Objective:
Your task is to repeat all of the data exactly while excluding the pictures.

Given data:
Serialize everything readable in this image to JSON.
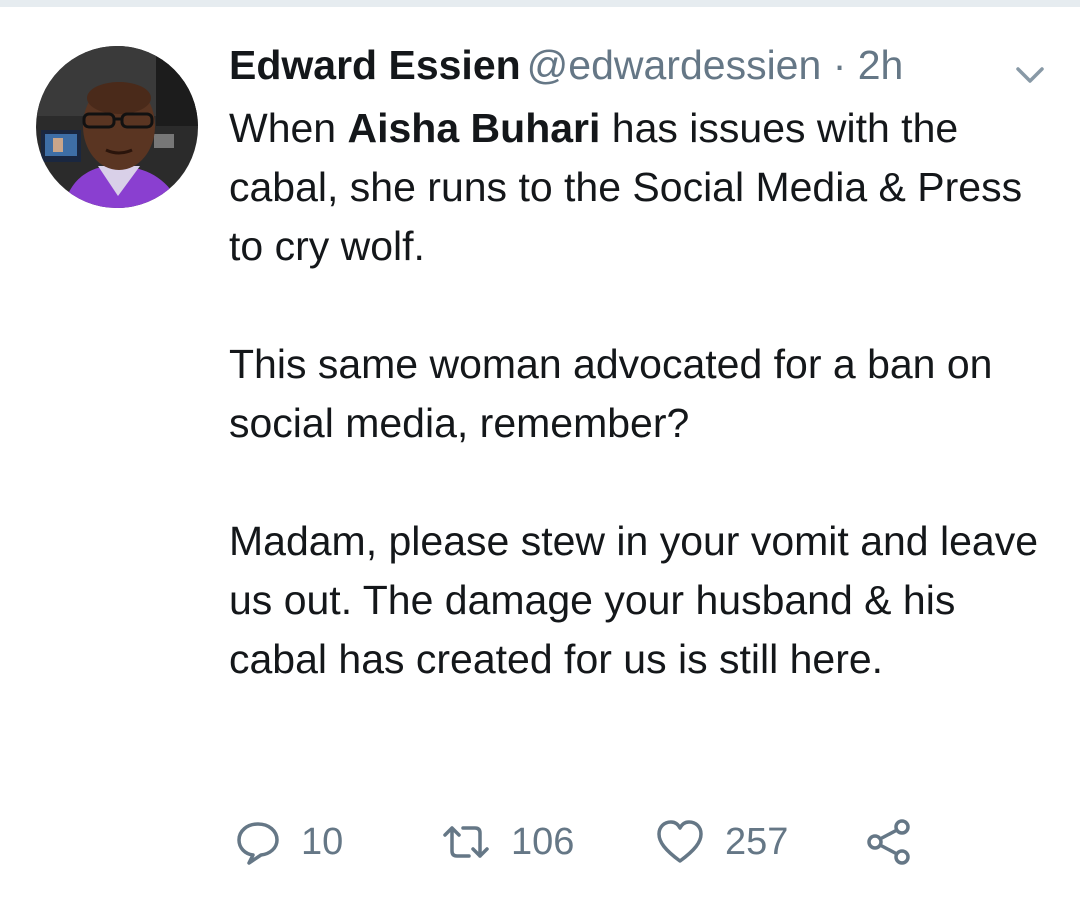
{
  "tweet": {
    "display_name": "Edward Essien",
    "handle": "@edwardessien",
    "separator": "·",
    "timestamp": "2h",
    "paragraphs": [
      {
        "pre": "When ",
        "bold": "Aisha Buhari",
        "post": " has issues with the cabal, she runs to the Social Media & Press to cry wolf."
      },
      {
        "text": "This same woman advocated for a ban on social media, remember?"
      },
      {
        "text": "Madam, please stew in your vomit and leave us out. The damage your husband & his cabal has created for us is still here."
      }
    ],
    "actions": {
      "replies": "10",
      "retweets": "106",
      "likes": "257"
    }
  },
  "icons": {
    "menu": "chevron-down-icon",
    "reply": "reply-icon",
    "retweet": "retweet-icon",
    "like": "heart-icon",
    "share": "share-icon"
  },
  "colors": {
    "text_primary": "#14171a",
    "text_secondary": "#657786",
    "divider": "#e6ecf0",
    "avatar_shirt": "#8a3fd0"
  }
}
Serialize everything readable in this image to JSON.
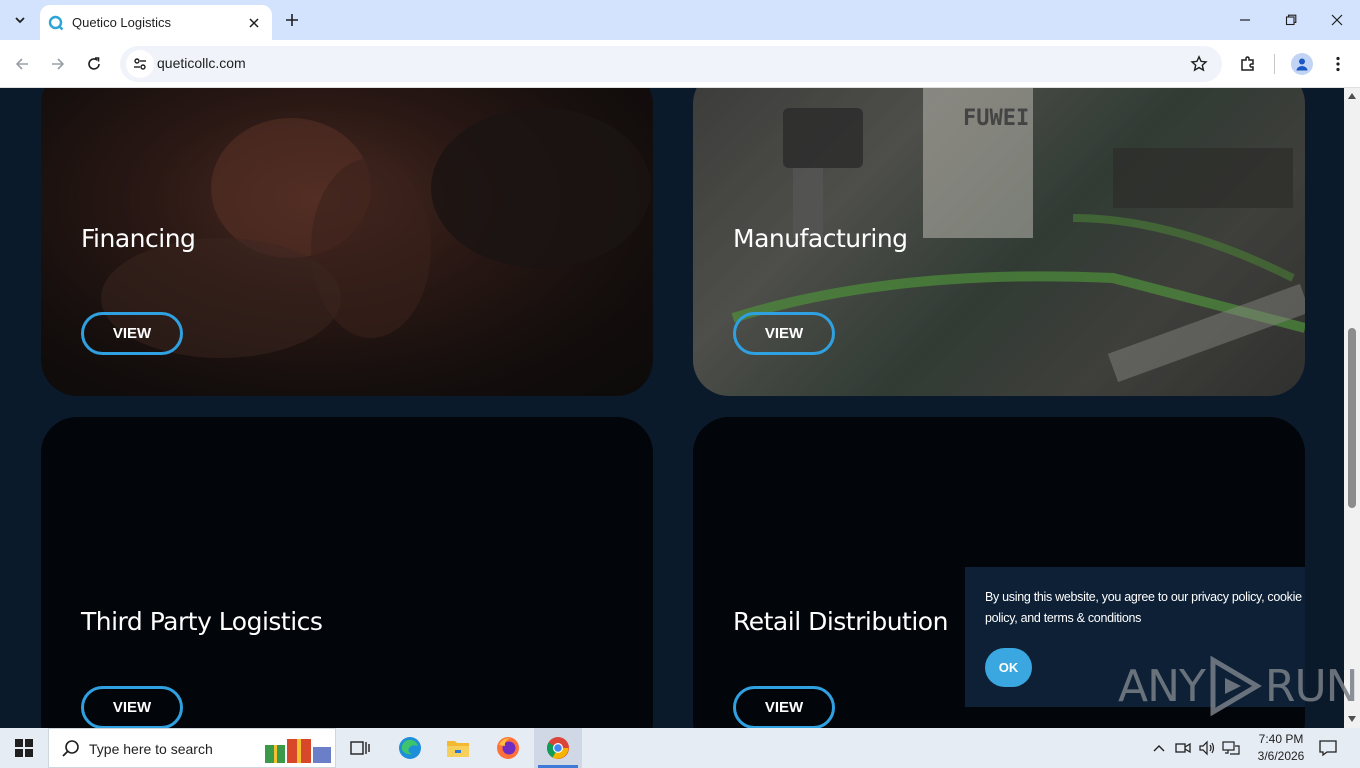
{
  "browser": {
    "tab_title": "Quetico Logistics",
    "url": "queticollc.com"
  },
  "page": {
    "cards": [
      {
        "title": "Financing",
        "button": "VIEW"
      },
      {
        "title": "Manufacturing",
        "button": "VIEW"
      },
      {
        "title": "Third Party Logistics",
        "button": "VIEW"
      },
      {
        "title": "Retail Distribution",
        "button": "VIEW"
      }
    ],
    "machine_brand": "FUWEI"
  },
  "cookie_banner": {
    "message": "By using this website, you agree to our privacy policy, cookie policy, and terms & conditions",
    "ok_label": "OK"
  },
  "watermark": {
    "left": "ANY",
    "right": "RUN"
  },
  "taskbar": {
    "search_placeholder": "Type here to search",
    "time": "7:40 PM",
    "date": "3/6/2026"
  },
  "colors": {
    "accent": "#2fa0e0",
    "page_bg": "#0b1a2b",
    "tabstrip_bg": "#d3e3fd"
  }
}
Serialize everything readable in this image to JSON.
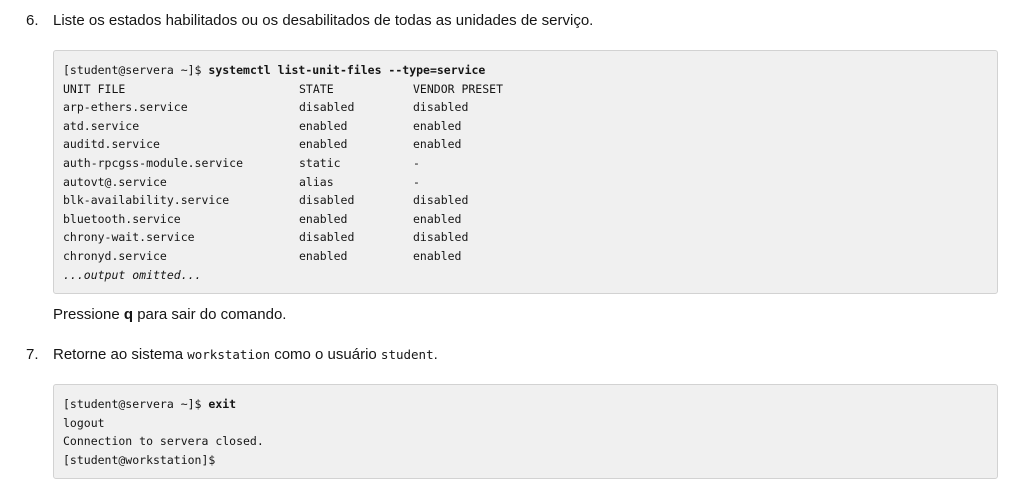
{
  "step6": {
    "number": "6.",
    "text": "Liste os estados habilitados ou os desabilitados de todas as unidades de serviço."
  },
  "terminal1": {
    "prompt": "[student@servera ~]$ ",
    "command": "systemctl list-unit-files --type=service",
    "headers": [
      "UNIT FILE",
      "STATE",
      "VENDOR PRESET"
    ],
    "rows": [
      [
        "arp-ethers.service",
        "disabled",
        "disabled"
      ],
      [
        "atd.service",
        "enabled",
        "enabled"
      ],
      [
        "auditd.service",
        "enabled",
        "enabled"
      ],
      [
        "auth-rpcgss-module.service",
        "static",
        "-"
      ],
      [
        "autovt@.service",
        "alias",
        "-"
      ],
      [
        "blk-availability.service",
        "disabled",
        "disabled"
      ],
      [
        "bluetooth.service",
        "enabled",
        "enabled"
      ],
      [
        "chrony-wait.service",
        "disabled",
        "disabled"
      ],
      [
        "chronyd.service",
        "enabled",
        "enabled"
      ]
    ],
    "omitted": "...output omitted..."
  },
  "note": {
    "before": "Pressione ",
    "key": "q",
    "after": " para sair do comando."
  },
  "step7": {
    "number": "7.",
    "text_before": "Retorne ao sistema ",
    "code1": "workstation",
    "text_middle": " como o usuário ",
    "code2": "student",
    "text_after": "."
  },
  "terminal2": {
    "prompt": "[student@servera ~]$ ",
    "command": "exit",
    "lines": [
      "logout",
      "Connection to servera closed.",
      "[student@workstation]$"
    ]
  }
}
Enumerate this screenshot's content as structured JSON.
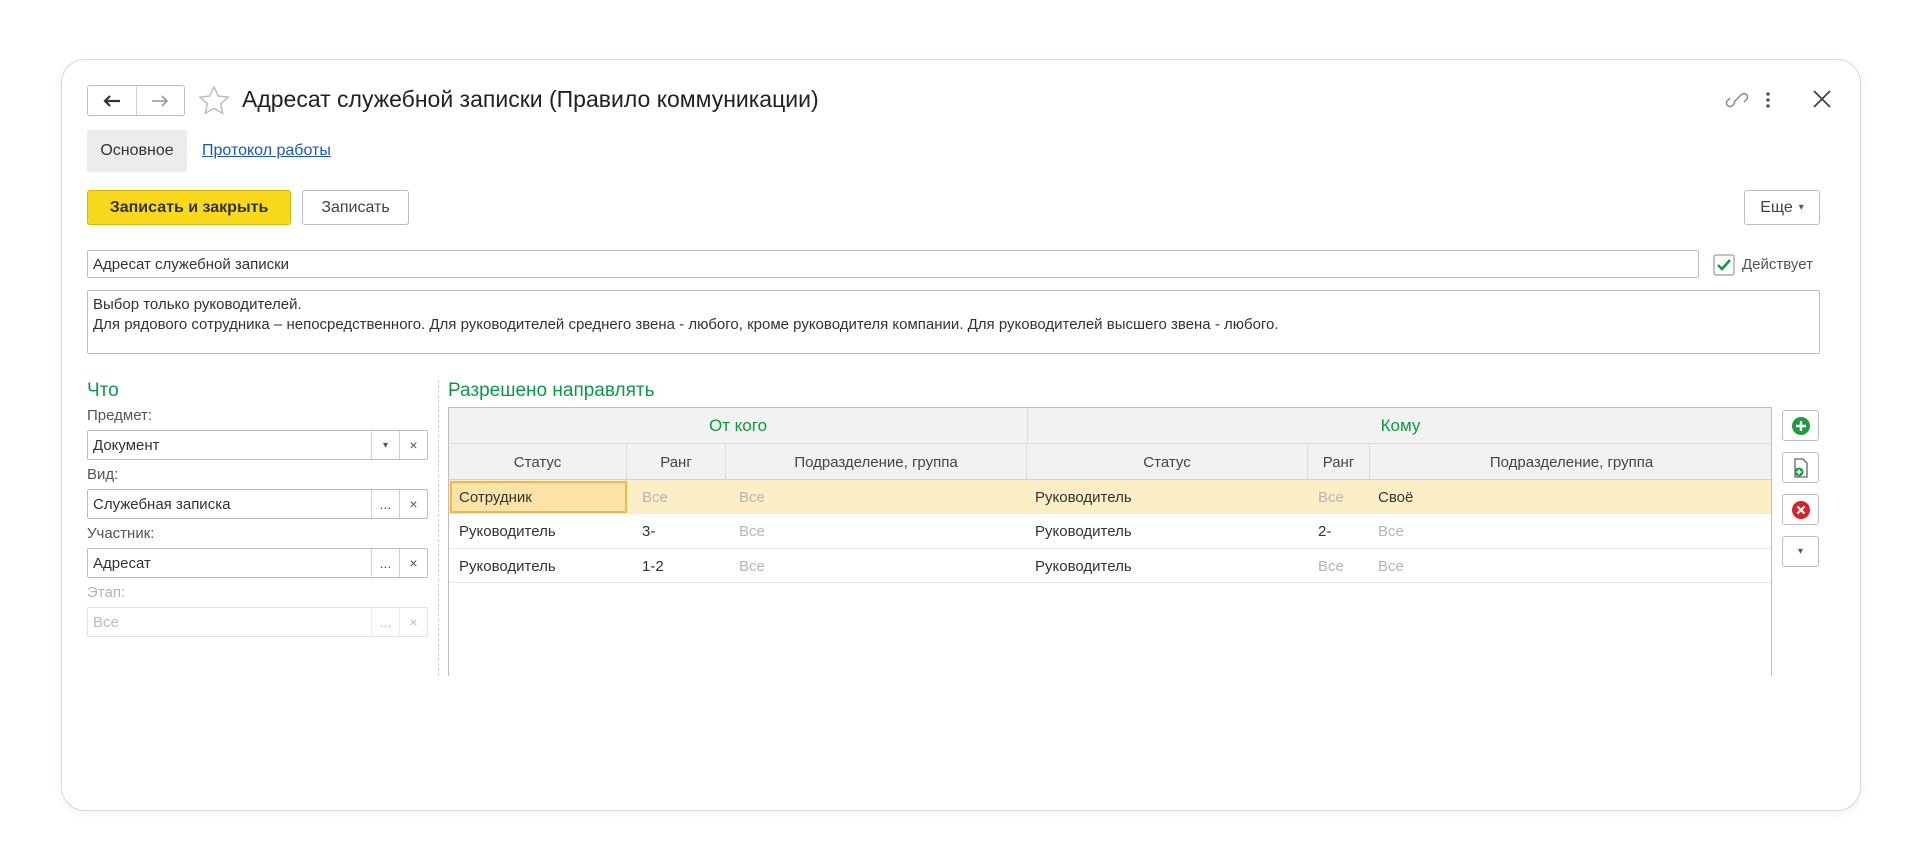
{
  "window": {
    "title": "Адресат служебной записки (Правило коммуникации)"
  },
  "tabs": [
    {
      "label": "Основное",
      "active": true
    },
    {
      "label": "Протокол работы",
      "active": false
    }
  ],
  "toolbar": {
    "save_close_label": "Записать и закрыть",
    "save_label": "Записать",
    "more_label": "Еще"
  },
  "form": {
    "name_value": "Адресат служебной записки",
    "active_label": "Действует",
    "active_checked": true,
    "description_line1": "Выбор только руководителей.",
    "description_line2": "Для рядового сотрудника – непосредственного. Для руководителей среднего звена - любого, кроме руководителя компании. Для руководителей высшего звена - любого."
  },
  "what": {
    "title": "Что",
    "subject_label": "Предмет:",
    "subject_value": "Документ",
    "kind_label": "Вид:",
    "kind_value": "Служебная записка",
    "participant_label": "Участник:",
    "participant_value": "Адресат",
    "stage_label": "Этап:",
    "stage_value": "Все"
  },
  "allowed": {
    "title": "Разрешено направлять",
    "from_group": "От кого",
    "to_group": "Кому",
    "columns": [
      "Статус",
      "Ранг",
      "Подразделение, группа",
      "Статус",
      "Ранг",
      "Подразделение, группа"
    ],
    "rows": [
      {
        "from_status": "Сотрудник",
        "from_rank": "Все",
        "from_dept": "Все",
        "to_status": "Руководитель",
        "to_rank": "Все",
        "to_dept": "Своё",
        "selected": true
      },
      {
        "from_status": "Руководитель",
        "from_rank": "3-",
        "from_dept": "Все",
        "to_status": "Руководитель",
        "to_rank": "2-",
        "to_dept": "Все",
        "selected": false
      },
      {
        "from_status": "Руководитель",
        "from_rank": "1-2",
        "from_dept": "Все",
        "to_status": "Руководитель",
        "to_rank": "Все",
        "to_dept": "Все",
        "selected": false
      }
    ]
  },
  "colors": {
    "accent_green": "#0b9a44",
    "primary_yellow": "#f9d91b",
    "selected_row": "#fcefc5",
    "link_blue": "#1a56c8",
    "delete_red": "#d9222a"
  },
  "glyphs": {
    "ellipsis": "...",
    "clear": "×",
    "dropdown": "▾"
  }
}
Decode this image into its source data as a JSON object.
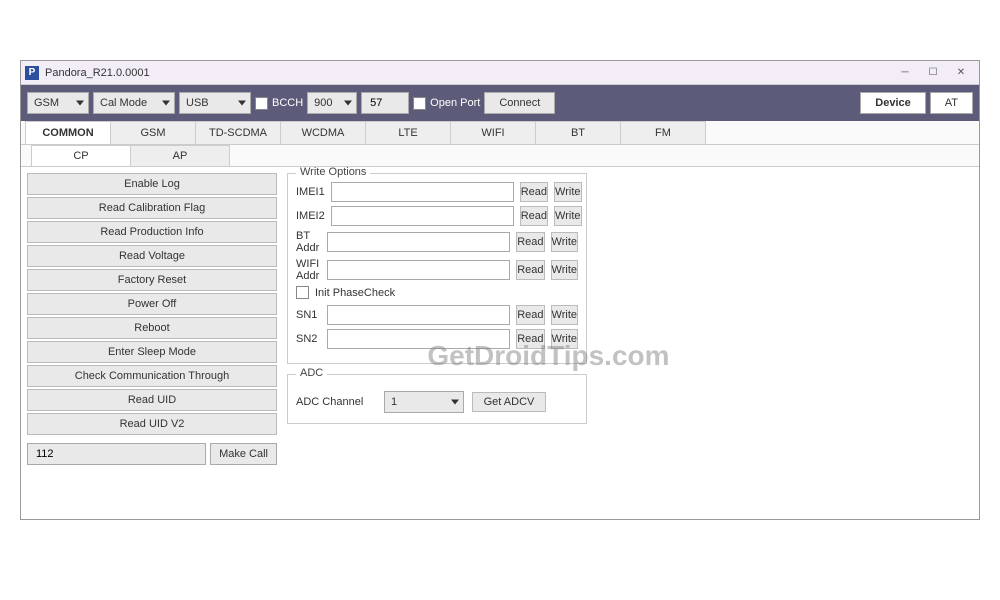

Result for this task:
Serialize everything readable in this image to JSON.
{
  "tweet": {
    "display_name": "Edward Essien",
    "handle": "@edwardessien",
    "separator": "·",
    "timestamp": "2h",
    "paragraphs": [
      {
        "pre": "When ",
        "bold": "Aisha Buhari",
        "post": " has issues with the cabal, she runs to the Social Media & Press to cry wolf."
      },
      {
        "text": "This same woman advocated for a ban on social media, remember?"
      },
      {
        "text": "Madam, please stew in your vomit and leave us out. The damage your husband & his cabal has created for us is still here."
      }
    ],
    "actions": {
      "replies": "10",
      "retweets": "106",
      "likes": "257"
    }
  },
  "icons": {
    "menu": "chevron-down-icon",
    "reply": "reply-icon",
    "retweet": "retweet-icon",
    "like": "heart-icon",
    "share": "share-icon"
  },
  "colors": {
    "text_primary": "#14171a",
    "text_secondary": "#657786",
    "divider": "#e6ecf0",
    "avatar_shirt": "#8a3fd0"
  }
}
Serialize everything readable in this image to JSON.
{
  "browser": {
    "tab_title": "Quetico Logistics",
    "url": "queticollc.com"
  },
  "page": {
    "cards": [
      {
        "title": "Financing",
        "button": "VIEW"
      },
      {
        "title": "Manufacturing",
        "button": "VIEW"
      },
      {
        "title": "Third Party Logistics",
        "button": "VIEW"
      },
      {
        "title": "Retail Distribution",
        "button": "VIEW"
      }
    ],
    "machine_brand": "FUWEI"
  },
  "cookie_banner": {
    "message": "By using this website, you agree to our privacy policy, cookie policy, and terms & conditions",
    "ok_label": "OK"
  },
  "watermark": {
    "left": "ANY",
    "right": "RUN"
  },
  "taskbar": {
    "search_placeholder": "Type here to search",
    "time": "7:40 PM",
    "date": "3/6/2026"
  },
  "colors": {
    "accent": "#2fa0e0",
    "page_bg": "#0b1a2b",
    "tabstrip_bg": "#d3e3fd"
  }
}
Serialize everything readable in this image to JSON.
{
  "step6": {
    "number": "6.",
    "text": "Liste os estados habilitados ou os desabilitados de todas as unidades de serviço."
  },
  "terminal1": {
    "prompt": "[student@servera ~]$ ",
    "command": "systemctl list-unit-files --type=service",
    "headers": [
      "UNIT FILE",
      "STATE",
      "VENDOR PRESET"
    ],
    "rows": [
      [
        "arp-ethers.service",
        "disabled",
        "disabled"
      ],
      [
        "atd.service",
        "enabled",
        "enabled"
      ],
      [
        "auditd.service",
        "enabled",
        "enabled"
      ],
      [
        "auth-rpcgss-module.service",
        "static",
        "-"
      ],
      [
        "autovt@.service",
        "alias",
        "-"
      ],
      [
        "blk-availability.service",
        "disabled",
        "disabled"
      ],
      [
        "bluetooth.service",
        "enabled",
        "enabled"
      ],
      [
        "chrony-wait.service",
        "disabled",
        "disabled"
      ],
      [
        "chronyd.service",
        "enabled",
        "enabled"
      ]
    ],
    "omitted": "...output omitted..."
  },
  "note": {
    "before": "Pressione ",
    "key": "q",
    "after": " para sair do comando."
  },
  "step7": {
    "number": "7.",
    "text_before": "Retorne ao sistema ",
    "code1": "workstation",
    "text_middle": " como o usuário ",
    "code2": "student",
    "text_after": "."
  },
  "terminal2": {
    "prompt": "[student@servera ~]$ ",
    "command": "exit",
    "lines": [
      "logout",
      "Connection to servera closed.",
      "[student@workstation]$"
    ]
  }
}
Enumerate this screenshot's content as structured JSON.
{
  "window": {
    "title": "Адресат служебной записки (Правило коммуникации)"
  },
  "tabs": [
    {
      "label": "Основное",
      "active": true
    },
    {
      "label": "Протокол работы",
      "active": false
    }
  ],
  "toolbar": {
    "save_close_label": "Записать и закрыть",
    "save_label": "Записать",
    "more_label": "Еще"
  },
  "form": {
    "name_value": "Адресат служебной записки",
    "active_label": "Действует",
    "active_checked": true,
    "description_line1": "Выбор только руководителей.",
    "description_line2": "Для рядового сотрудника – непосредственного. Для руководителей среднего звена - любого, кроме руководителя компании. Для руководителей высшего звена - любого."
  },
  "what": {
    "title": "Что",
    "subject_label": "Предмет:",
    "subject_value": "Документ",
    "kind_label": "Вид:",
    "kind_value": "Служебная записка",
    "participant_label": "Участник:",
    "participant_value": "Адресат",
    "stage_label": "Этап:",
    "stage_value": "Все"
  },
  "allowed": {
    "title": "Разрешено направлять",
    "from_group": "От кого",
    "to_group": "Кому",
    "columns": [
      "Статус",
      "Ранг",
      "Подразделение, группа",
      "Статус",
      "Ранг",
      "Подразделение, группа"
    ],
    "rows": [
      {
        "from_status": "Сотрудник",
        "from_rank": "Все",
        "from_dept": "Все",
        "to_status": "Руководитель",
        "to_rank": "Все",
        "to_dept": "Своё",
        "selected": true
      },
      {
        "from_status": "Руководитель",
        "from_rank": "3-",
        "from_dept": "Все",
        "to_status": "Руководитель",
        "to_rank": "2-",
        "to_dept": "Все",
        "selected": false
      },
      {
        "from_status": "Руководитель",
        "from_rank": "1-2",
        "from_dept": "Все",
        "to_status": "Руководитель",
        "to_rank": "Все",
        "to_dept": "Все",
        "selected": false
      }
    ]
  },
  "colors": {
    "accent_green": "#0b9a44",
    "primary_yellow": "#f9d91b",
    "selected_row": "#fcefc5",
    "link_blue": "#1a56c8",
    "delete_red": "#d9222a"
  },
  "glyphs": {
    "ellipsis": "...",
    "clear": "×",
    "dropdown": "▾"
  }
}
Decode this image into its source data as a JSON object.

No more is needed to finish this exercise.